### [Data provided]

========

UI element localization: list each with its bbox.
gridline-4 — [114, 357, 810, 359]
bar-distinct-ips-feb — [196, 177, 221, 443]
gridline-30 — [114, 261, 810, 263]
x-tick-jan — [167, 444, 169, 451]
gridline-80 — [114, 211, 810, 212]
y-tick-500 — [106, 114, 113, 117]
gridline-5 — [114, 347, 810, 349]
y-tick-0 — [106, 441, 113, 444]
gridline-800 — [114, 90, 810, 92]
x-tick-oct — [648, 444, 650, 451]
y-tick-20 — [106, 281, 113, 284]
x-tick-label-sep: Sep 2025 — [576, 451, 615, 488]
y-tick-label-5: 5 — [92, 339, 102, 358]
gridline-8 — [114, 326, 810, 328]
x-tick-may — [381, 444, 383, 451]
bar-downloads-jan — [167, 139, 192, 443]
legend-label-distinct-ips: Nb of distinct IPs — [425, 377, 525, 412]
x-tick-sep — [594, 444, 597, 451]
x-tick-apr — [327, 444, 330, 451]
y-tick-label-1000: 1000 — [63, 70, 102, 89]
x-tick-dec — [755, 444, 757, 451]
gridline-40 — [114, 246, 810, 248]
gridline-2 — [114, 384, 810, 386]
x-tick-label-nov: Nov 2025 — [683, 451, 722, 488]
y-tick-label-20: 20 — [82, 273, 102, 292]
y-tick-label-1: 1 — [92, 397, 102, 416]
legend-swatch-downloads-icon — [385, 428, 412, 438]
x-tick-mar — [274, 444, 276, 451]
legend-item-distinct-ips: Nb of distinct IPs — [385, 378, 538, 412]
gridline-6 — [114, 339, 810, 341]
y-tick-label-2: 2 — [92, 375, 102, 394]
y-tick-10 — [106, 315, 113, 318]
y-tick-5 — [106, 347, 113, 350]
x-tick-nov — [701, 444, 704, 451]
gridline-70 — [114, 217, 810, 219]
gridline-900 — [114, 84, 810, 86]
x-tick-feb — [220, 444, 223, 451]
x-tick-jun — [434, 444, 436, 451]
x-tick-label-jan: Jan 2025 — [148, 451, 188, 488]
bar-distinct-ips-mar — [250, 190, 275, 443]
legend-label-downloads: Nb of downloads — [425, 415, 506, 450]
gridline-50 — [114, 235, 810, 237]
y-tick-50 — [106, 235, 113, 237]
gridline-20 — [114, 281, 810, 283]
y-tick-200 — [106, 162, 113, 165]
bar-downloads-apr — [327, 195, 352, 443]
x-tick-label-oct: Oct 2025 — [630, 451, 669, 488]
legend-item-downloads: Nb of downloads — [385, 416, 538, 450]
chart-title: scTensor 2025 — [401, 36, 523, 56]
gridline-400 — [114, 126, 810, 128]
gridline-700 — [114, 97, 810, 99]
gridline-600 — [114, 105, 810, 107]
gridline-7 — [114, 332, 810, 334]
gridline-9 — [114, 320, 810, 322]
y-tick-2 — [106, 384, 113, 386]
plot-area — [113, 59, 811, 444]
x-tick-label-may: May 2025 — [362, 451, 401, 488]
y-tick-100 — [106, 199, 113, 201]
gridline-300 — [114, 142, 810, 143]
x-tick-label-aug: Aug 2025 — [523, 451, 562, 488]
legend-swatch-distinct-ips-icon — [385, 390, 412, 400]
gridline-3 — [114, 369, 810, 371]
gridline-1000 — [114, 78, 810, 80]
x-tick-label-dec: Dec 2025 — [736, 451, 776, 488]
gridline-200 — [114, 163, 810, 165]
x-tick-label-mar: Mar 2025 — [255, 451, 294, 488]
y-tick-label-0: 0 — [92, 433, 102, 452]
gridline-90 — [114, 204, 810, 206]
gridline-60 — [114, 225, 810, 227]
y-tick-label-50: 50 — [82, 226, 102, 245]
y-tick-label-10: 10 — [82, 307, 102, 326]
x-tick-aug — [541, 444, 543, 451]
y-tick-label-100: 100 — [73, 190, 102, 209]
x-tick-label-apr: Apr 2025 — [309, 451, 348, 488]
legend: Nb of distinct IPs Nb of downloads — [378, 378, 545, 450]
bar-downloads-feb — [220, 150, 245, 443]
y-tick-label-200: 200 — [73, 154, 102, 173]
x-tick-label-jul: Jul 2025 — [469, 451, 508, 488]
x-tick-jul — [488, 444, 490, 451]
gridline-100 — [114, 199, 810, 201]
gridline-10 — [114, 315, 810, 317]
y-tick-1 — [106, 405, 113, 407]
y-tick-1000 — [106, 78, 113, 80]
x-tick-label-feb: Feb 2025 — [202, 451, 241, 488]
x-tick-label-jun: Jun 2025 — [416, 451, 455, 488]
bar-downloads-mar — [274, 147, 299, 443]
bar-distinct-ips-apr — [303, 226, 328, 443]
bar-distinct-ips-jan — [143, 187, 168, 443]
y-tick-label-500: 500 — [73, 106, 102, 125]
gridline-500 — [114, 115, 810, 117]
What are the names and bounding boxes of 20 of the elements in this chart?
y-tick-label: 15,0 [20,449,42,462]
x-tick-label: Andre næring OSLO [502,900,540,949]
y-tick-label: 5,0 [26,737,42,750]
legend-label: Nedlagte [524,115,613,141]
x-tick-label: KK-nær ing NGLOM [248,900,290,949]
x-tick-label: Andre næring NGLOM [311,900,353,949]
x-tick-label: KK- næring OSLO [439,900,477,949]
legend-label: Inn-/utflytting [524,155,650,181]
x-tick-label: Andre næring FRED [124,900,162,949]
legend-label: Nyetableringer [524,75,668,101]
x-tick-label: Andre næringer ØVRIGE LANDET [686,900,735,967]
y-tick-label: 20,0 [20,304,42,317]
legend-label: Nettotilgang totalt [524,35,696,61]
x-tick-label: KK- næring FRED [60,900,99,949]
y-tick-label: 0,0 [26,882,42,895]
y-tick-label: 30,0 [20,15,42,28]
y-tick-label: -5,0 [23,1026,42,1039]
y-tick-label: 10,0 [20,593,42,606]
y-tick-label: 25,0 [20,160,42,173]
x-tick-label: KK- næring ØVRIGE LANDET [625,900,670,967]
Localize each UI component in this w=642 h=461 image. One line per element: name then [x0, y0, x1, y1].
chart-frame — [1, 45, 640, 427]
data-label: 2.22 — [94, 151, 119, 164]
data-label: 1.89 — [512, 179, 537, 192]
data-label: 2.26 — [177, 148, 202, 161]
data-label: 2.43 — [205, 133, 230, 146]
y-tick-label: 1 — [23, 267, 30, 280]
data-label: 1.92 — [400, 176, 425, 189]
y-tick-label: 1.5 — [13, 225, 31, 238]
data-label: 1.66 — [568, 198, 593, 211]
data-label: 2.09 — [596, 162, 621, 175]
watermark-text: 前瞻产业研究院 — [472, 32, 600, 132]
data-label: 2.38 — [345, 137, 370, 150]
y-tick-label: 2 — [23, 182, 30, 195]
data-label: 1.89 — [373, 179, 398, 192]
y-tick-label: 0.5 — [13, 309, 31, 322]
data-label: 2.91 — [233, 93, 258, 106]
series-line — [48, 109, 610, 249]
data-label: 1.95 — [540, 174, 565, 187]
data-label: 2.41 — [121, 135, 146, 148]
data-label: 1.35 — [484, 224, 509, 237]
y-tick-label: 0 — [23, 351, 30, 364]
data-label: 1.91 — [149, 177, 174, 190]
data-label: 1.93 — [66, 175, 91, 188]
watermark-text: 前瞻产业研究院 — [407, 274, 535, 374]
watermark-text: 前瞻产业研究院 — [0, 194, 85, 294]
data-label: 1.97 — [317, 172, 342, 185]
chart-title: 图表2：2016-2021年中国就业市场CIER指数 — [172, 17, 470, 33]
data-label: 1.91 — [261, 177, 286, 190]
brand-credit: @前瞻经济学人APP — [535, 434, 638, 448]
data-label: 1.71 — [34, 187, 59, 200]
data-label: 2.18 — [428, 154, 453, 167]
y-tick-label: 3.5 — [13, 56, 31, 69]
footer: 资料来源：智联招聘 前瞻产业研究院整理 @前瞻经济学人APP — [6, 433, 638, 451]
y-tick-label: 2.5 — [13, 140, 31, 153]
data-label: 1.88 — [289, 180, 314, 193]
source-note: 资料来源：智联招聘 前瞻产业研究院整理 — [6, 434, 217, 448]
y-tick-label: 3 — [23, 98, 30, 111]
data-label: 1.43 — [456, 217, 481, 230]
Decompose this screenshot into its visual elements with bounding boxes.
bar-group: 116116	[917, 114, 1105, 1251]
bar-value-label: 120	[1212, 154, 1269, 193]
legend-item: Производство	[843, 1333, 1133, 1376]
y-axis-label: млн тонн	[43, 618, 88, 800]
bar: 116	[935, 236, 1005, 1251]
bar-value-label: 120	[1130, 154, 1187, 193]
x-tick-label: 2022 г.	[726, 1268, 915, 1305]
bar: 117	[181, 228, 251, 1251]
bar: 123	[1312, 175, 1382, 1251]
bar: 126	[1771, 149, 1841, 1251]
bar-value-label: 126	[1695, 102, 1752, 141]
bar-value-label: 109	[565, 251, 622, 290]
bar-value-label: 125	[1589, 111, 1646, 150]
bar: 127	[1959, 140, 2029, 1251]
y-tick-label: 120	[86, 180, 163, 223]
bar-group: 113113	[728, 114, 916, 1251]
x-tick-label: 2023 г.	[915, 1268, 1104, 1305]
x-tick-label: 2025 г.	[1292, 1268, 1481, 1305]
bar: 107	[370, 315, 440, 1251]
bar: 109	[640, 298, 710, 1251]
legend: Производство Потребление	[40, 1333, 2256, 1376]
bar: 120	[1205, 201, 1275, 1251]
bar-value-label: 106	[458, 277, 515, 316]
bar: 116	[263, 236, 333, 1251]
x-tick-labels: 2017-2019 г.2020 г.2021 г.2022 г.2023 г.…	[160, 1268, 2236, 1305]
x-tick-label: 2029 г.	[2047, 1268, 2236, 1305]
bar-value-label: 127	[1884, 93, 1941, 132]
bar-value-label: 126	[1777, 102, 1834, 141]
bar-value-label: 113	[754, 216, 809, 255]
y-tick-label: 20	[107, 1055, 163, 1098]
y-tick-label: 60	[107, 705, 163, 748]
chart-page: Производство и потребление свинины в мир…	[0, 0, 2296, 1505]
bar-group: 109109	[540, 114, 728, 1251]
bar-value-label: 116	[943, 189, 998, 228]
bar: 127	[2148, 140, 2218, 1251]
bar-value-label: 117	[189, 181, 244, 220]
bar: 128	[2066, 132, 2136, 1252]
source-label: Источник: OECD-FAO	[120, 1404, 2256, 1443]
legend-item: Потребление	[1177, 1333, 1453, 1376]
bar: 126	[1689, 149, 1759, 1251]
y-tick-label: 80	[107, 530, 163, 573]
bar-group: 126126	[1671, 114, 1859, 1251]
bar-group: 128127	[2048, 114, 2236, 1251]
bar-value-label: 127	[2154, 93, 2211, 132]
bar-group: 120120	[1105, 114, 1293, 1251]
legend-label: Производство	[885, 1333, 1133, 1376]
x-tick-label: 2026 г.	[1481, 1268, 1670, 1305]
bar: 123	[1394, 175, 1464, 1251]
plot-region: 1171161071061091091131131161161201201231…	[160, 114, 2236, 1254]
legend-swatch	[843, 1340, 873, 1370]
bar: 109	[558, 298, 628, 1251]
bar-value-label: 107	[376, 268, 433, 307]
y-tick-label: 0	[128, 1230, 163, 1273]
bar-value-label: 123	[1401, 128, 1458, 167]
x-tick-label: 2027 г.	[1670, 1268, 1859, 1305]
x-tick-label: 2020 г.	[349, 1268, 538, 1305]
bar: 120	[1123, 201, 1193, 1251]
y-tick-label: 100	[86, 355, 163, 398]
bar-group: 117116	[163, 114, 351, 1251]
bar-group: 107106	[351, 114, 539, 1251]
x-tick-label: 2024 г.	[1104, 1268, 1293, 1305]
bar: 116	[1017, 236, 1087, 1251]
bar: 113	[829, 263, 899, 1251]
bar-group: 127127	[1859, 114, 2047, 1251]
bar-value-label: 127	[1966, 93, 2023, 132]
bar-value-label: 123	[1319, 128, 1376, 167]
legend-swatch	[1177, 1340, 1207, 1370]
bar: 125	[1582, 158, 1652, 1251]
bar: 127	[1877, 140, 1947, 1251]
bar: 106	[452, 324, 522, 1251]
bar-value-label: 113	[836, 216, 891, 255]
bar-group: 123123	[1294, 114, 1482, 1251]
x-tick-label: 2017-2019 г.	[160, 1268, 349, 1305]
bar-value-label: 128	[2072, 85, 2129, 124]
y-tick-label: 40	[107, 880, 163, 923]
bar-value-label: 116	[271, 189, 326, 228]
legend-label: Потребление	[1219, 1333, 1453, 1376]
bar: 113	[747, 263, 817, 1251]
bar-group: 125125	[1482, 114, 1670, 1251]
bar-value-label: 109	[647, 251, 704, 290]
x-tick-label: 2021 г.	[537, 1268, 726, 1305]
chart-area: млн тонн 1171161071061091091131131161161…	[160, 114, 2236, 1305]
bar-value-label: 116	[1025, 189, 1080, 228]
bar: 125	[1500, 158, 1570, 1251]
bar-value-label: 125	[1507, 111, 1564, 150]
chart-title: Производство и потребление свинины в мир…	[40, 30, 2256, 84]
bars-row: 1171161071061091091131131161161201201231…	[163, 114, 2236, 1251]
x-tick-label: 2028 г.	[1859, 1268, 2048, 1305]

========

### [Requirements]
Extract each line of the records above that contains the string "тонн", and copy those lines in full.

### [Result below]
y-axis-label: млн тонн	[43, 618, 88, 800]
chart-area: млн тонн 1171161071061091091131131161161…	[160, 114, 2236, 1305]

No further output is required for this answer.